Set exercise: Below are the records; copy each line in them that holds the word "Lighting".
'''
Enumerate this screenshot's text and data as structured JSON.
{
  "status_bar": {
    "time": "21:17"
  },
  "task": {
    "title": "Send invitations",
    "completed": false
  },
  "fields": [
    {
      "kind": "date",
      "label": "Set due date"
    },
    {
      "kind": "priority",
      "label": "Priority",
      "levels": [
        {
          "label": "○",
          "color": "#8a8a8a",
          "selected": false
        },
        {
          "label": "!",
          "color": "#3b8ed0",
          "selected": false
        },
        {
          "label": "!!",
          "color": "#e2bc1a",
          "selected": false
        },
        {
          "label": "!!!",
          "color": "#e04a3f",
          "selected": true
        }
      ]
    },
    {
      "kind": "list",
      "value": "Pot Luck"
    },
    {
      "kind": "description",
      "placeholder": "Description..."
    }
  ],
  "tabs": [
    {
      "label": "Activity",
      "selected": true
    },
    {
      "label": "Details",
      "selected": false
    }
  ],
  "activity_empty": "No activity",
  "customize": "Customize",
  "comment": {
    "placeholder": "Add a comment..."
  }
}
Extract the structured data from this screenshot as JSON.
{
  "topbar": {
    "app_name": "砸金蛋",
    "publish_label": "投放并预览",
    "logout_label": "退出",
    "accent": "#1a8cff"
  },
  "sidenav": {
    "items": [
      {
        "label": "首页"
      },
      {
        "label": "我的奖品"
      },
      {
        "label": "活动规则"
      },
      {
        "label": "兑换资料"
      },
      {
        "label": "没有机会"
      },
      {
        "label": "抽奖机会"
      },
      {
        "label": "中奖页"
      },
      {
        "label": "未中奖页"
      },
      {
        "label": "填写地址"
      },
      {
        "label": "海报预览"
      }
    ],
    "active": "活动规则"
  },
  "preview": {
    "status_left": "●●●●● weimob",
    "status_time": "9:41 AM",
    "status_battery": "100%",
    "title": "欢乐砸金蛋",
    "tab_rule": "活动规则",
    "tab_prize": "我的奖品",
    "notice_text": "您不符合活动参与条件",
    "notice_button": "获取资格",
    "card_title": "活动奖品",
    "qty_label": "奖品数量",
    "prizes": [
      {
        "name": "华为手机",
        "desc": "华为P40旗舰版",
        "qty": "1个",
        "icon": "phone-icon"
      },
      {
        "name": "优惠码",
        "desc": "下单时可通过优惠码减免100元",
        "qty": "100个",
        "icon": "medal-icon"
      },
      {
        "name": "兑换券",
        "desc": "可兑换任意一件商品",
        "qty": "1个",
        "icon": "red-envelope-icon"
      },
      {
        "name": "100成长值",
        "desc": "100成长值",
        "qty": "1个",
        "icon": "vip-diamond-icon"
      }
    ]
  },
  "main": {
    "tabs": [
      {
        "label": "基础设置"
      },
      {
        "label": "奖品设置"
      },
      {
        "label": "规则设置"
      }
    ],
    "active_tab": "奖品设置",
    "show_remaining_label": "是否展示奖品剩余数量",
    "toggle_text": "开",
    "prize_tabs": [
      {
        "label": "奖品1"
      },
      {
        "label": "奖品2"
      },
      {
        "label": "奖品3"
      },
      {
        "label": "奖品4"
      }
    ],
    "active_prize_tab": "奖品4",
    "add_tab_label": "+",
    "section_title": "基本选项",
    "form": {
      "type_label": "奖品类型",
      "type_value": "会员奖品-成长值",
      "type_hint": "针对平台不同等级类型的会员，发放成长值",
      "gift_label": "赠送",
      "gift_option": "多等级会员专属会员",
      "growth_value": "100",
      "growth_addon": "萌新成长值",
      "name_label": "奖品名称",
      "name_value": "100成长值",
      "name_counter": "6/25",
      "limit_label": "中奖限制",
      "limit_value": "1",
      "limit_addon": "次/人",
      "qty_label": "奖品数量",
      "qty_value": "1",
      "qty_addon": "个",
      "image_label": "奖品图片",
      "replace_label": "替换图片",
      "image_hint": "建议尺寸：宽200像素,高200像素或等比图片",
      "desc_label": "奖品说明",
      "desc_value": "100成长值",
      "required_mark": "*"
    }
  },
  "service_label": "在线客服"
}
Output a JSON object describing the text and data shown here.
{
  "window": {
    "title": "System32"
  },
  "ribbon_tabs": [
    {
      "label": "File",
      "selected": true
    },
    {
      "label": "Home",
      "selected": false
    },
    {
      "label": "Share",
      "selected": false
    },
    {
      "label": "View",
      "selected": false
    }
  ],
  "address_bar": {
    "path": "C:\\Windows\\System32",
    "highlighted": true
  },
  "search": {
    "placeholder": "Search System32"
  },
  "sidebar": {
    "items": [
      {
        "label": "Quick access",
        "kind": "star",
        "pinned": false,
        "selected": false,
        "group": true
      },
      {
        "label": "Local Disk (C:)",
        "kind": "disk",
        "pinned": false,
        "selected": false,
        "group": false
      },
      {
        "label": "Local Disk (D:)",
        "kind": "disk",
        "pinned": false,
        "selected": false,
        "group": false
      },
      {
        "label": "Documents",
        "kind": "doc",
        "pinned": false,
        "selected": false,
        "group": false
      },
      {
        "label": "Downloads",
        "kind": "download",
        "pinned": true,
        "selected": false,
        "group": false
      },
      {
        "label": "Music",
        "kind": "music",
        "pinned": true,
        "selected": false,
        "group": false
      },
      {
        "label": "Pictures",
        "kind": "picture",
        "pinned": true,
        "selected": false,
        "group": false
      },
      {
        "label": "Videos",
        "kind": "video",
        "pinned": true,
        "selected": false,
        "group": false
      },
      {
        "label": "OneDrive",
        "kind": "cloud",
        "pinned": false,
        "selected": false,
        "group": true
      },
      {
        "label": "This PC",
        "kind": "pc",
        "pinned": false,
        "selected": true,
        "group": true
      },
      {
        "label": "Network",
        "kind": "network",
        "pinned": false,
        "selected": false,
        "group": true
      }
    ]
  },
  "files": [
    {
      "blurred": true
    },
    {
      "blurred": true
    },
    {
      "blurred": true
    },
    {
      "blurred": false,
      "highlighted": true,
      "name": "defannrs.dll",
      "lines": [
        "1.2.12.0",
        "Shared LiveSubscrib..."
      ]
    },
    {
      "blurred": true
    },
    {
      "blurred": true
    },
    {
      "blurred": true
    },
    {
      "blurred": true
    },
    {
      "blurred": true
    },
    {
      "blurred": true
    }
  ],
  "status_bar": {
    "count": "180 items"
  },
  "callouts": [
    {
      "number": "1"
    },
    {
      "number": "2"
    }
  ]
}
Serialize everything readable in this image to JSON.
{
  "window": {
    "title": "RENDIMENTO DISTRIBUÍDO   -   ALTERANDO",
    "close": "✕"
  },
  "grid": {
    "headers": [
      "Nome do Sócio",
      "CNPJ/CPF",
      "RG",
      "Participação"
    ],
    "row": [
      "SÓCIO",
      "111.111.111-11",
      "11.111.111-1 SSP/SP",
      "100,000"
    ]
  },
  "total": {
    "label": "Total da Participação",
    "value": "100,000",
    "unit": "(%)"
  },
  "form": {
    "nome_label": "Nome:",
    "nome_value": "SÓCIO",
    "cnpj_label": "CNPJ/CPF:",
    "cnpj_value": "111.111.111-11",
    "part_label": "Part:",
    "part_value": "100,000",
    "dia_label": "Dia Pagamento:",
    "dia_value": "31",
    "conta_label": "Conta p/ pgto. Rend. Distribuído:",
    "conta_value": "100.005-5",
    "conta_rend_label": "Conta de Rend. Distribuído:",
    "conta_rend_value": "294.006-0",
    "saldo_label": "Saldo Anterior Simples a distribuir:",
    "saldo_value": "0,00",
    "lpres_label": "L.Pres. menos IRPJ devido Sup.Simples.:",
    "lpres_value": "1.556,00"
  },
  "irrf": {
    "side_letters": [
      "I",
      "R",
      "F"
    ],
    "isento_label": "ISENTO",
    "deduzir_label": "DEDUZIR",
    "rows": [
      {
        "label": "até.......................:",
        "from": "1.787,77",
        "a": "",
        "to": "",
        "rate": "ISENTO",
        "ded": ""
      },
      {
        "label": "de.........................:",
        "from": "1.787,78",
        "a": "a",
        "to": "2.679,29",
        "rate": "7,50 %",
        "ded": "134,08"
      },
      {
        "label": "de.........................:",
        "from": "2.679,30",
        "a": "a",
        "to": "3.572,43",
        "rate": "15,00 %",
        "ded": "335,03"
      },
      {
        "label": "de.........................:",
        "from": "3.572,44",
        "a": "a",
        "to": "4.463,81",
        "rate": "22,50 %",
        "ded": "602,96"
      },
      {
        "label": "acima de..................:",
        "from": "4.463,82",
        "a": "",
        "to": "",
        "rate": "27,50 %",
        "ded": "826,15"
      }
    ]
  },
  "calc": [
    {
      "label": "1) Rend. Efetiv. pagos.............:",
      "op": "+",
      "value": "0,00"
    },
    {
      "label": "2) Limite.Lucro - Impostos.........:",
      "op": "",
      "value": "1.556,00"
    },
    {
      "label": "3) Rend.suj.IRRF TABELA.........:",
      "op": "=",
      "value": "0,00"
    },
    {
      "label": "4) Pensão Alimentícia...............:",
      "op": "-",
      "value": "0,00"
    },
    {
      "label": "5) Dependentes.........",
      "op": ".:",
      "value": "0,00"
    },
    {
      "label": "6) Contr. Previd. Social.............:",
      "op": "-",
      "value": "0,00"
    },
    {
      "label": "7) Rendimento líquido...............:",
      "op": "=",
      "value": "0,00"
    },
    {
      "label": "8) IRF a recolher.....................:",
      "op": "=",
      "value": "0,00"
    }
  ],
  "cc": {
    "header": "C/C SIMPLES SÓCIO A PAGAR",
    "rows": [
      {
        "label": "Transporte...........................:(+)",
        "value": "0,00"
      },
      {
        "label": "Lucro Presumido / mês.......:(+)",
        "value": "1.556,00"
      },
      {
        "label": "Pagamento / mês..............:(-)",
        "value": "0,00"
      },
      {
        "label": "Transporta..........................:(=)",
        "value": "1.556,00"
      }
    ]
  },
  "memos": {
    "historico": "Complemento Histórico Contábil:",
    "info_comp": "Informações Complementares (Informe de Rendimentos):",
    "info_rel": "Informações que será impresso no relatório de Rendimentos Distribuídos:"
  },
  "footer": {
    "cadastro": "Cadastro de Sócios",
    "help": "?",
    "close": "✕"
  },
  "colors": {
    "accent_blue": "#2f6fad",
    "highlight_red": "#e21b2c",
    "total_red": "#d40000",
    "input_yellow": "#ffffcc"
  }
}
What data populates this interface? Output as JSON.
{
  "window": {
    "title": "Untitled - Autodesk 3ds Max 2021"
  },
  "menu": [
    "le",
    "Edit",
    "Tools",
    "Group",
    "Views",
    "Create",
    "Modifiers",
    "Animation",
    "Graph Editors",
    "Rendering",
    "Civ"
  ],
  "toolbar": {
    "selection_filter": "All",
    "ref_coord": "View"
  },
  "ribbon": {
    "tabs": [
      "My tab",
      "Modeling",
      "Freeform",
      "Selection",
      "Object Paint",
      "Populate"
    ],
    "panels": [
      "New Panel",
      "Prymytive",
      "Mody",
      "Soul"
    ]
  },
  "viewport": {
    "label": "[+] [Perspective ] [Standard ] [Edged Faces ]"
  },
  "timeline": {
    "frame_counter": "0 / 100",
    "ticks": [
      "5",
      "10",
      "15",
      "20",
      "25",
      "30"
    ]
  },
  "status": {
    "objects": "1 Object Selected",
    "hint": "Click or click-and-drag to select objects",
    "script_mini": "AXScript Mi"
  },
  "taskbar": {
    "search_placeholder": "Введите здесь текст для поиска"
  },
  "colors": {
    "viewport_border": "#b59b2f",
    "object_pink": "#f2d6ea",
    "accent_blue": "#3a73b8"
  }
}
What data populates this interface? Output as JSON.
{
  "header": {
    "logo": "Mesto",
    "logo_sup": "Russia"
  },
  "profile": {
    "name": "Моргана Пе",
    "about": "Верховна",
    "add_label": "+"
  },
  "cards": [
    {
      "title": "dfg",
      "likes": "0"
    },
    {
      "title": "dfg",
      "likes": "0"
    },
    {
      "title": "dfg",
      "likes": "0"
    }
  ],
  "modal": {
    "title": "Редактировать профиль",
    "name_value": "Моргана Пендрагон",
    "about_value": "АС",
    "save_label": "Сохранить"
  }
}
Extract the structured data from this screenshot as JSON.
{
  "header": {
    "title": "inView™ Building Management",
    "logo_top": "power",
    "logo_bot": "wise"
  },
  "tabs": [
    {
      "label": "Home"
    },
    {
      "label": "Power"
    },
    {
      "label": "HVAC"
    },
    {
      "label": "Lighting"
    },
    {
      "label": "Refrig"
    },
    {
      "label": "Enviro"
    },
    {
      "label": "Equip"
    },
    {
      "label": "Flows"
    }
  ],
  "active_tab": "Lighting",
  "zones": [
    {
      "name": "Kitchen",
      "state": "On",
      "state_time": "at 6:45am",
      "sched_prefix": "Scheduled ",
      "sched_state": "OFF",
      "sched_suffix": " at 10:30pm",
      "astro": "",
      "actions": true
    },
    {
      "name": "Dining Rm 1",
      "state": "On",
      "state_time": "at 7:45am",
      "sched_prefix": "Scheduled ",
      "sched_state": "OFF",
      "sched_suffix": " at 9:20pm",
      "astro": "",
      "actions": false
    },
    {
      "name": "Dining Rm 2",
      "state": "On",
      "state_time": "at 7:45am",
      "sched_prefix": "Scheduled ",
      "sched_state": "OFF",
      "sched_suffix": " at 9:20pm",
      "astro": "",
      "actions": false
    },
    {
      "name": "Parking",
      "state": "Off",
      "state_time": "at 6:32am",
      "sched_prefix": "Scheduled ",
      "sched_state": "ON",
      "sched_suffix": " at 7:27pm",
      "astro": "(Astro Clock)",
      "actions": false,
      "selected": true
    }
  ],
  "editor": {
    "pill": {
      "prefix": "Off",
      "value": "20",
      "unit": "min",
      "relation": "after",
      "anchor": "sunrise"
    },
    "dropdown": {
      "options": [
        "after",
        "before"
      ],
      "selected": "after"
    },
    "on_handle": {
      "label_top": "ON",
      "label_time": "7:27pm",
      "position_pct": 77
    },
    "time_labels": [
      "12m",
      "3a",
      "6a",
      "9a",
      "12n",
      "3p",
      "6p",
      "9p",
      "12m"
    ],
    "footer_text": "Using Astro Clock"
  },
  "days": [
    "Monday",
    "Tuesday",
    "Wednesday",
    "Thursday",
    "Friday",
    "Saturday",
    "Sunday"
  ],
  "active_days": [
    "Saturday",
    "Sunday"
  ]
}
'''
Final answer:
      "label": "Lighting"
  "active_tab": "Lighting",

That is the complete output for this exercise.